Task statement
Work through the records below and copy every line that includes "from".

Data in this exercise
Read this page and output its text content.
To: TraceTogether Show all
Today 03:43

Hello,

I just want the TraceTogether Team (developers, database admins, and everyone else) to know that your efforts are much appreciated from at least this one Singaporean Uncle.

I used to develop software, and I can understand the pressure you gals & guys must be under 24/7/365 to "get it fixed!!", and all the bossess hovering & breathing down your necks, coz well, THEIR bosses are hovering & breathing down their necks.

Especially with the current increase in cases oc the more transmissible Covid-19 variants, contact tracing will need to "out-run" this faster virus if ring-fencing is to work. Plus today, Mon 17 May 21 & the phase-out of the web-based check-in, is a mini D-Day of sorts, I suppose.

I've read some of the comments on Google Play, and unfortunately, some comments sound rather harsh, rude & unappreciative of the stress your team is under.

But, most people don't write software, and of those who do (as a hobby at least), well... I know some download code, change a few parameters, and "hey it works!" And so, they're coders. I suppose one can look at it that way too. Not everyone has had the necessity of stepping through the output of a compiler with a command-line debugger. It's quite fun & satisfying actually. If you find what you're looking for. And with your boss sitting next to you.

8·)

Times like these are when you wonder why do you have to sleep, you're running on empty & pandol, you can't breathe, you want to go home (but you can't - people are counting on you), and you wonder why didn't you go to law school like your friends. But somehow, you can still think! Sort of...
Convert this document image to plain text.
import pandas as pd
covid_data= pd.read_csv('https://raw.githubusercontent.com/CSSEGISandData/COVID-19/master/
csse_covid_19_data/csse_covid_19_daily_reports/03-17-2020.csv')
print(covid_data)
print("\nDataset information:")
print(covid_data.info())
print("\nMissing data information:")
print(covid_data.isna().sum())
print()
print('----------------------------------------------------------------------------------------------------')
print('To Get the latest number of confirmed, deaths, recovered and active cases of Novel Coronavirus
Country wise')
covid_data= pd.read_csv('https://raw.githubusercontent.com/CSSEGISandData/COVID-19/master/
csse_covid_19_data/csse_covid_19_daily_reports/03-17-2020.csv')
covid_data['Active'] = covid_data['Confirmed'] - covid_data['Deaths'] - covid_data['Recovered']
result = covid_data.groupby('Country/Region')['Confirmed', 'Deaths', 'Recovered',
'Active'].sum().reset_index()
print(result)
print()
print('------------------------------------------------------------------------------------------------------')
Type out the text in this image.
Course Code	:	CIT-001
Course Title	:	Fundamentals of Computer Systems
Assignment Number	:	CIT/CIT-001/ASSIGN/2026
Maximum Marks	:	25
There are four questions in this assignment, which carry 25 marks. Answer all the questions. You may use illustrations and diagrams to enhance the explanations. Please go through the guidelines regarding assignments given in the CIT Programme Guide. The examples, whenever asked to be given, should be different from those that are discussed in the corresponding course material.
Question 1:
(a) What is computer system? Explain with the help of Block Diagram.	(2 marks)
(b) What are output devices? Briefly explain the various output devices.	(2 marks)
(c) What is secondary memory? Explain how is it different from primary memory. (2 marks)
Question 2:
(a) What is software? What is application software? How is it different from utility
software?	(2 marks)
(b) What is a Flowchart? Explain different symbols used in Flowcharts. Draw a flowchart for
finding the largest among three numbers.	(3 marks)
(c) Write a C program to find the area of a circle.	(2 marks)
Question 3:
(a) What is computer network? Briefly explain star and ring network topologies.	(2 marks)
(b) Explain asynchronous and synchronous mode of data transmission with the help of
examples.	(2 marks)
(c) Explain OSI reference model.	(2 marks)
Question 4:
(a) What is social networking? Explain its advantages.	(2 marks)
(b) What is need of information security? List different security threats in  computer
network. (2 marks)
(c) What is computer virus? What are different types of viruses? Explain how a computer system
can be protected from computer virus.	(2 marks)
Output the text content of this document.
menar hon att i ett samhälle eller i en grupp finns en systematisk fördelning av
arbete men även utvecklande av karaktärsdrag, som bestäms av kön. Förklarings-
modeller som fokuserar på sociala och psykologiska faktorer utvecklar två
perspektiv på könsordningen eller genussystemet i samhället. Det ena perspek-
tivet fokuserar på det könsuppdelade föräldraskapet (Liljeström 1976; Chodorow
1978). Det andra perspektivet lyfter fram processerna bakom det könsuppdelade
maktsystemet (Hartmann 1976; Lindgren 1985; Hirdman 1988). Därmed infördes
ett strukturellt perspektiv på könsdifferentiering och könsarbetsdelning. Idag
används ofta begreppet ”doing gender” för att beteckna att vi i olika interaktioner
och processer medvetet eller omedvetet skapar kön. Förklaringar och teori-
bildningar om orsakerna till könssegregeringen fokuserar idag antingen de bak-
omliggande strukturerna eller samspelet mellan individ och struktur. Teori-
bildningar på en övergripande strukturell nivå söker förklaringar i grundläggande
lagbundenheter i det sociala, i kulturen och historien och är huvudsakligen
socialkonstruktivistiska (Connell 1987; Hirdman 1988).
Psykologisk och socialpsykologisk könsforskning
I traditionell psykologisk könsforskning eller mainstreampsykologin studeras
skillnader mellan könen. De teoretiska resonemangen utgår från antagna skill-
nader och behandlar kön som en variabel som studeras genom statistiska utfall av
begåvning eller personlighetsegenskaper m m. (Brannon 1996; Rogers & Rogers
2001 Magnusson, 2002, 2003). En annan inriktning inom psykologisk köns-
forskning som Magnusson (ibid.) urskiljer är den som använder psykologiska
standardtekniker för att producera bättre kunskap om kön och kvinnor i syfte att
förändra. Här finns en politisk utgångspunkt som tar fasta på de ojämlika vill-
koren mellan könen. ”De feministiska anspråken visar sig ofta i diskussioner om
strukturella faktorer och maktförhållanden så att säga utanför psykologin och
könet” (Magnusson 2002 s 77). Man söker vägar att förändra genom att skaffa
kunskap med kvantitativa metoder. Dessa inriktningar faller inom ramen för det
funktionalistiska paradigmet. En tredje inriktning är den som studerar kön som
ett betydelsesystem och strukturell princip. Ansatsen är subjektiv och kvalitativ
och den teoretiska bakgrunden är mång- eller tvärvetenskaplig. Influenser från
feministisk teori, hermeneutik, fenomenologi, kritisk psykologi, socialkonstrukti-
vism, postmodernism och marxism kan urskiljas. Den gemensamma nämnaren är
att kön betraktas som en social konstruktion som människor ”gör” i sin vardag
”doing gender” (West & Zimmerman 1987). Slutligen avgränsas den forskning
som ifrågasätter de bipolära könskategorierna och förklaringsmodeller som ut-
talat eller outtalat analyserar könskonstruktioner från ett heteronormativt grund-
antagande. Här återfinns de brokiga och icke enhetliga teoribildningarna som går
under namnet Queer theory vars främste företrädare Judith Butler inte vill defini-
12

Written reply
I just want the TraceTogether Team (developers, database admins, and everyone else) to know that your efforts are much appreciated from at least this one Singaporean Uncle.
There are four questions in this assignment, which carry 25 marks. Answer all the questions. You may use illustrations and diagrams to enhance the explanations. Please go through the guidelines regarding assignments given in the CIT Programme Guide. The examples, whenever asked to be given, should be different from those that are discussed in the corresponding course material.
(c) What is secondary memory? Explain how is it different from primary memory. (2 marks)
(a) What is software? What is application software? How is it different from utility
can be protected from computer virus.	(2 marks)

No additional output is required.